*** Information shown

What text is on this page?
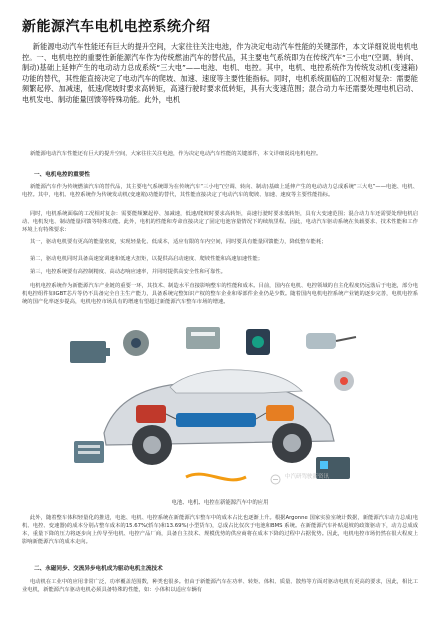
新能源汽车电机电控系统介绍

新能源电动汽车性能还有巨大的提升空间，大家往往关注电池，作为决定电动汽车性能的关键部件，本文详细说说电机电控。一、电机电控的重要性新能源汽车作为传统燃油汽车的替代品，其主要电气系统即为在传统汽车“三小电”(空调、转向、制动)基础上延伸产生的电动动力总成系统“三大电”——电池、电机、电控。其中，电机、电控系统作为传统发动机(变速箱)功能的替代，其性能直接决定了电动汽车的爬坡、加速、速度等主要性能指标。同时，电机系统面临的工况相对复杂：需要能频繁起停、加减速，低速/爬坡时要求高转矩，高速行驶时要求低转矩，具有大变速范围；混合动力车还需要处理电机启动、电机发电、制动能量回馈等特殊功能。此外，电机

新能源电动汽车性能还有巨大的提升空间，大家往往关注电池，作为决定电动汽车性能的关键部件，本文详细说说电机电控。

一、电机电控的重要性

新能源汽车作为传统燃油汽车的替代品，其主要电气系统即为在传统汽车“三小电”(空调、转向、制动)基础上延伸产生的电动动力总成系统“三大电”——电池、电机、电控。其中，电机、电控系统作为传统发动机(变速箱)功能的替代，其性能直接决定了电动汽车的爬坡、加速、速度等主要性能指标。

同时，电机系统面临的工况相对复杂：需要能频繁起停、加减速，低速/爬坡时要求高转矩，高速行驶时要求低转矩，具有大变速范围；混合动力车还需要处理电机启动、电机发电、制动能量回馈等特殊功能。此外，电机的性能和寿命直接决定了固定电池容量情况下的续航里程。因此，电动汽车驱动系统在负载要求、技术性能和工作环境上有特殊要求：

其一，驱动电机要有更高的能量密度，实现轻量化、低成本，适应有限的车内空间，同时要具有能量回馈能力，降低整车能耗；

第二，驱动电机同时具备高速宽调速和低速大扭矩，以提供高启动速度、爬坡性能和高速加速性能；

第三，电控系统要有高控制精度、高动态响应速率，并同时提供高安全性和可靠性。

电机电控系统作为新能源汽车产业链的重要一环，其技术、制造水平直接影响整车的性能和成本。目前，国内在电机、电控领域的自主化程度仍远落后于电池，部分电机电控组件如IGBT芯片等仍不具备完全自主生产能力，具备系统完整知识产权的整车企业和零部件企业仍是少数。随着国内电机电控系统产业链的逐步完善，电机电控系统的国产化率逐步提高，电机电控市场具有的增速有望超过新能源汽车整车市场的增速。

中汽研驾驶新资讯

电池、电机、电控在新能源汽车中的应用

此外，随着整车体积轻量化的推进，电池、电机、电控系统在新能源汽车整车中的成本占比也逐渐上升。根据Argonne 国家实验室统计数据，新能源汽车动力总成(电机、电控、变速器)的成本分别占整车成本的15.67%(轿车)和13.69%(小型货车)，总成占比仅次于电池和BMS 系统。在新能源汽车补贴退坡的政策驱动下，动力总成成本，重量下降的压力将逐步向上传导至电机、电控产品厂商，具备自主技术、规模优势的供应商将在成本下降的过程中占据优势。因此，电机电控市场仍然在很大程度上影响新能源汽车的成本走向。

二、永磁同步、交流异步电机成为驱动电机主流技术

电动机在工业中的应用非常广泛，功率覆盖范围数，种类也很多。但由于新能源汽车在功率、转矩、体积、质量、散热等方面对驱动电机有更高的要求，因此，相比工业电机，新能源汽车驱动电机必须具备特殊的性能，如：小体积以适应车辆有
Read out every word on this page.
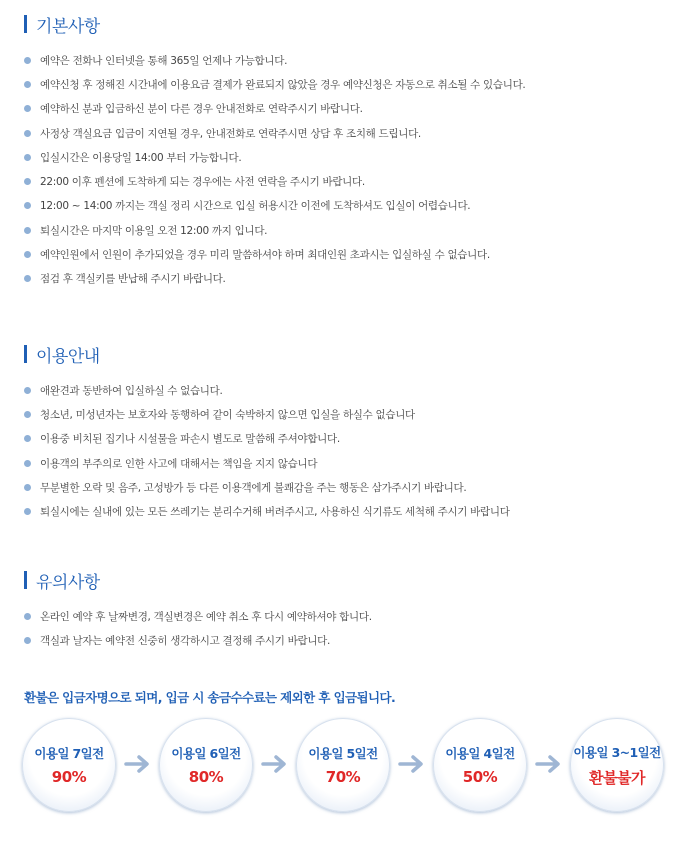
기본사항
예약은 전화나 인터넷을 통해 365일 언제나 가능합니다.
예약신청 후 정해진 시간내에 이용요금 결제가 완료되지 않았을 경우 예약신청은 자동으로 취소될 수 있습니다.
예약하신 분과 입금하신 분이 다른 경우 안내전화로 연락주시기 바랍니다.
사정상 객실요금 입금이 지연될 경우, 안내전화로 연락주시면 상담 후 조치해 드립니다.
입실시간은 이용당일 14:00 부터 가능합니다.
22:00 이후 펜션에 도착하게 되는 경우에는 사전 연락을 주시기 바랍니다.
12:00 ~ 14:00 까지는 객실 정리 시간으로 입실 허용시간 이전에 도착하셔도 입실이 어렵습니다.
퇴실시간은 마지막 이용일 오전 12:00 까지 입니다.
예약인원에서 인원이 추가되었을 경우 미리 말씀하셔야 하며 최대인원 초과시는 입실하실 수 없습니다.
점검 후 객실키를 반납해 주시기 바랍니다.
이용안내
애완견과 동반하여 입실하실 수 없습니다.
청소년, 미성년자는 보호자와 동행하여 같이 숙박하지 않으면 입실을 하실수 없습니다
이용중 비치된 집기나 시설물을 파손시 별도로 말씀해 주셔야합니다.
이용객의 부주의로 인한 사고에 대해서는 책임을 지지 않습니다
무분별한 오락 및 음주, 고성방가 등 다른 이용객에게 불쾌감을 주는 행동은 삼가주시기 바랍니다.
퇴실시에는 실내에 있는 모든 쓰레기는 분리수거해 버려주시고, 사용하신 식기류도 세척해 주시기 바랍니다
유의사항
온라인 예약 후 날짜변경, 객실변경은 예약 취소 후 다시 예약하셔야 합니다.
객실과 날자는 예약전 신중히 생각하시고 결정해 주시기 바랍니다.
환불은 입금자명으로 되며, 입금 시 송금수수료는 제외한 후 입금됩니다.
이용일 7일전
90%
이용일 6일전
80%
이용일 5일전
70%
이용일 4일전
50%
이용일 3~1일전
환불불가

******

Aim
Output each line exactly; omit every picture.

Answer in full
What text is on this page?
新能源汽车电机电控系统介绍

新能源电动汽车性能还有巨大的提升空间，大家往往关注电池，作为决定电动汽车性能的关键部件，本文详细说说电机电控。一、电机电控的重要性新能源汽车作为传统燃油汽车的替代品，其主要电气系统即为在传统汽车“三小电”(空调、转向、制动)基础上延伸产生的电动动力总成系统“三大电”——电池、电机、电控。其中，电机、电控系统作为传统发动机(变速箱)功能的替代，其性能直接决定了电动汽车的爬坡、加速、速度等主要性能指标。同时，电机系统面临的工况相对复杂：需要能频繁起停、加减速，低速/爬坡时要求高转矩，高速行驶时要求低转矩，具有大变速范围；混合动力车还需要处理电机启动、电机发电、制动能量回馈等特殊功能。此外，电机

新能源电动汽车性能还有巨大的提升空间，大家往往关注电池，作为决定电动汽车性能的关键部件，本文详细说说电机电控。

一、电机电控的重要性

新能源汽车作为传统燃油汽车的替代品，其主要电气系统即为在传统汽车“三小电”(空调、转向、制动)基础上延伸产生的电动动力总成系统“三大电”——电池、电机、电控。其中，电机、电控系统作为传统发动机(变速箱)功能的替代，其性能直接决定了电动汽车的爬坡、加速、速度等主要性能指标。

同时，电机系统面临的工况相对复杂：需要能频繁起停、加减速，低速/爬坡时要求高转矩，高速行驶时要求低转矩，具有大变速范围；混合动力车还需要处理电机启动、电机发电、制动能量回馈等特殊功能。此外，电机的性能和寿命直接决定了固定电池容量情况下的续航里程。因此，电动汽车驱动系统在负载要求、技术性能和工作环境上有特殊要求：

其一，驱动电机要有更高的能量密度，实现轻量化、低成本，适应有限的车内空间，同时要具有能量回馈能力，降低整车能耗；

第二，驱动电机同时具备高速宽调速和低速大扭矩，以提供高启动速度、爬坡性能和高速加速性能；

第三，电控系统要有高控制精度、高动态响应速率，并同时提供高安全性和可靠性。

电机电控系统作为新能源汽车产业链的重要一环，其技术、制造水平直接影响整车的性能和成本。目前，国内在电机、电控领域的自主化程度仍远落后于电池，部分电机电控组件如IGBT芯片等仍不具备完全自主生产能力，具备系统完整知识产权的整车企业和零部件企业仍是少数。随着国内电机电控系统产业链的逐步完善，电机电控系统的国产化率逐步提高，电机电控市场具有的增速有望超过新能源汽车整车市场的增速。

中汽研驾驶新资讯

电池、电机、电控在新能源汽车中的应用

此外，随着整车体积轻量化的推进，电池、电机、电控系统在新能源汽车整车中的成本占比也逐渐上升。根据Argonne 国家实验室统计数据，新能源汽车动力总成(电机、电控、变速器)的成本分别占整车成本的15.67%(轿车)和13.69%(小型货车)，总成占比仅次于电池和BMS 系统。在新能源汽车补贴退坡的政策驱动下，动力总成成本，重量下降的压力将逐步向上传导至电机、电控产品厂商，具备自主技术、规模优势的供应商将在成本下降的过程中占据优势。因此，电机电控市场仍然在很大程度上影响新能源汽车的成本走向。

二、永磁同步、交流异步电机成为驱动电机主流技术

电动机在工业中的应用非常广泛，功率覆盖范围数，种类也很多。但由于新能源汽车在功率、转矩、体积、质量、散热等方面对驱动电机有更高的要求，因此，相比工业电机，新能源汽车驱动电机必须具备特殊的性能，如：小体积以适应车辆有
Read out every word on this page.
기본사항
예약은 전화나 인터넷을 통해 365일 언제나 가능합니다.
예약신청 후 정해진 시간내에 이용요금 결제가 완료되지 않았을 경우 예약신청은 자동으로 취소될 수 있습니다.
예약하신 분과 입금하신 분이 다른 경우 안내전화로 연락주시기 바랍니다.
사정상 객실요금 입금이 지연될 경우, 안내전화로 연락주시면 상담 후 조치해 드립니다.
입실시간은 이용당일 14:00 부터 가능합니다.
22:00 이후 펜션에 도착하게 되는 경우에는 사전 연락을 주시기 바랍니다.
12:00 ~ 14:00 까지는 객실 정리 시간으로 입실 허용시간 이전에 도착하셔도 입실이 어렵습니다.
퇴실시간은 마지막 이용일 오전 12:00 까지 입니다.
예약인원에서 인원이 추가되었을 경우 미리 말씀하셔야 하며 최대인원 초과시는 입실하실 수 없습니다.
점검 후 객실키를 반납해 주시기 바랍니다.
이용안내
애완견과 동반하여 입실하실 수 없습니다.
청소년, 미성년자는 보호자와 동행하여 같이 숙박하지 않으면 입실을 하실수 없습니다
이용중 비치된 집기나 시설물을 파손시 별도로 말씀해 주셔야합니다.
이용객의 부주의로 인한 사고에 대해서는 책임을 지지 않습니다
무분별한 오락 및 음주, 고성방가 등 다른 이용객에게 불쾌감을 주는 행동은 삼가주시기 바랍니다.
퇴실시에는 실내에 있는 모든 쓰레기는 분리수거해 버려주시고, 사용하신 식기류도 세척해 주시기 바랍니다
유의사항
온라인 예약 후 날짜변경, 객실변경은 예약 취소 후 다시 예약하셔야 합니다.
객실과 날자는 예약전 신중히 생각하시고 결정해 주시기 바랍니다.
환불은 입금자명으로 되며, 입금 시 송금수수료는 제외한 후 입금됩니다.
이용일 7일전
90%
이용일 6일전
80%
이용일 5일전
70%
이용일 4일전
50%
이용일 3~1일전
환불불가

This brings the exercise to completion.